EXERCISE
Repeat the material exactly, every line of it.

Start of TASK DATA

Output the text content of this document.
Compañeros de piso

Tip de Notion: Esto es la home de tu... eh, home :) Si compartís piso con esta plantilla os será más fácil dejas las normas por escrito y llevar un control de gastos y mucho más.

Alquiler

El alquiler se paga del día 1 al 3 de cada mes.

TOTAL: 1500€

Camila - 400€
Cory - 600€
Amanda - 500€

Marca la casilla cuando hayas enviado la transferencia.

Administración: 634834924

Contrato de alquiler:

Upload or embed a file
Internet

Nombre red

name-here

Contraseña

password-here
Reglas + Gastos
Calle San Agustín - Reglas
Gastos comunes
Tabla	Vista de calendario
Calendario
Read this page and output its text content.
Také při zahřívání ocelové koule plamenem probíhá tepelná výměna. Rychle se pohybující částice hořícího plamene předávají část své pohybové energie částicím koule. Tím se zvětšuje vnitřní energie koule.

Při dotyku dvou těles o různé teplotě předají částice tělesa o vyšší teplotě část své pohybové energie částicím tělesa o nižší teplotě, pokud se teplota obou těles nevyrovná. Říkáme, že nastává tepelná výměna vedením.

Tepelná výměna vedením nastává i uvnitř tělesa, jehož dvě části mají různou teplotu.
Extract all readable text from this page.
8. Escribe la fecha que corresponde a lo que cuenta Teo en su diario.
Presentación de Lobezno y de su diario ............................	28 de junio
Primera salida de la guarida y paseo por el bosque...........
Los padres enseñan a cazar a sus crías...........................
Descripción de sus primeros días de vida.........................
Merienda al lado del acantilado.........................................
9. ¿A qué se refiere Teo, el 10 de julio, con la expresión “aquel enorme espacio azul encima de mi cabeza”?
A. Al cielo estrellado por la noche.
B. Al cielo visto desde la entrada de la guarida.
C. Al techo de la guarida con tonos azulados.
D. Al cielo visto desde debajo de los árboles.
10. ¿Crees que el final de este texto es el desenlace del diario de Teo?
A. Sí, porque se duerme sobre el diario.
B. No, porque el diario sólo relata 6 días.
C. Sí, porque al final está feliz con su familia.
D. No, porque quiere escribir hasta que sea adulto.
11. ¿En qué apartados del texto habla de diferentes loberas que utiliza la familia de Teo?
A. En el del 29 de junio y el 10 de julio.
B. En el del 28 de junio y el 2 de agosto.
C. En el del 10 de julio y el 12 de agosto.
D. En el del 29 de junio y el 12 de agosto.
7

End of TASK DATA

EXPECTED ANSWER
Output the text content of this document.
Compañeros de piso

Tip de Notion: Esto es la home de tu... eh, home :) Si compartís piso con esta plantilla os será más fácil dejas las normas por escrito y llevar un control de gastos y mucho más.

Alquiler

El alquiler se paga del día 1 al 3 de cada mes.

TOTAL: 1500€

Camila - 400€
Cory - 600€
Amanda - 500€

Marca la casilla cuando hayas enviado la transferencia.

Administración: 634834924

Contrato de alquiler:

Upload or embed a file
Internet

Nombre red

name-here

Contraseña

password-here
Reglas + Gastos
Calle San Agustín - Reglas
Gastos comunes
Tabla	Vista de calendario
Calendario
Read this page and output its text content.
Také při zahřívání ocelové koule plamenem probíhá tepelná výměna. Rychle se pohybující částice hořícího plamene předávají část své pohybové energie částicím koule. Tím se zvětšuje vnitřní energie koule.

Při dotyku dvou těles o různé teplotě předají částice tělesa o vyšší teplotě část své pohybové energie částicím tělesa o nižší teplotě, pokud se teplota obou těles nevyrovná. Říkáme, že nastává tepelná výměna vedením.

Tepelná výměna vedením nastává i uvnitř tělesa, jehož dvě části mají různou teplotu.
Extract all readable text from this page.
8. Escribe la fecha que corresponde a lo que cuenta Teo en su diario.
Presentación de Lobezno y de su diario ............................	28 de junio
Primera salida de la guarida y paseo por el bosque...........
Los padres enseñan a cazar a sus crías...........................
Descripción de sus primeros días de vida.........................
Merienda al lado del acantilado.........................................
9. ¿A qué se refiere Teo, el 10 de julio, con la expresión “aquel enorme espacio azul encima de mi cabeza”?
A. Al cielo estrellado por la noche.
B. Al cielo visto desde la entrada de la guarida.
C. Al techo de la guarida con tonos azulados.
D. Al cielo visto desde debajo de los árboles.
10. ¿Crees que el final de este texto es el desenlace del diario de Teo?
A. Sí, porque se duerme sobre el diario.
B. No, porque el diario sólo relata 6 días.
C. Sí, porque al final está feliz con su familia.
D. No, porque quiere escribir hasta que sea adulto.
11. ¿En qué apartados del texto habla de diferentes loberas que utiliza la familia de Teo?
A. En el del 29 de junio y el 10 de julio.
B. En el del 28 de junio y el 2 de agosto.
C. En el del 10 de julio y el 12 de agosto.
D. En el del 29 de junio y el 12 de agosto.
7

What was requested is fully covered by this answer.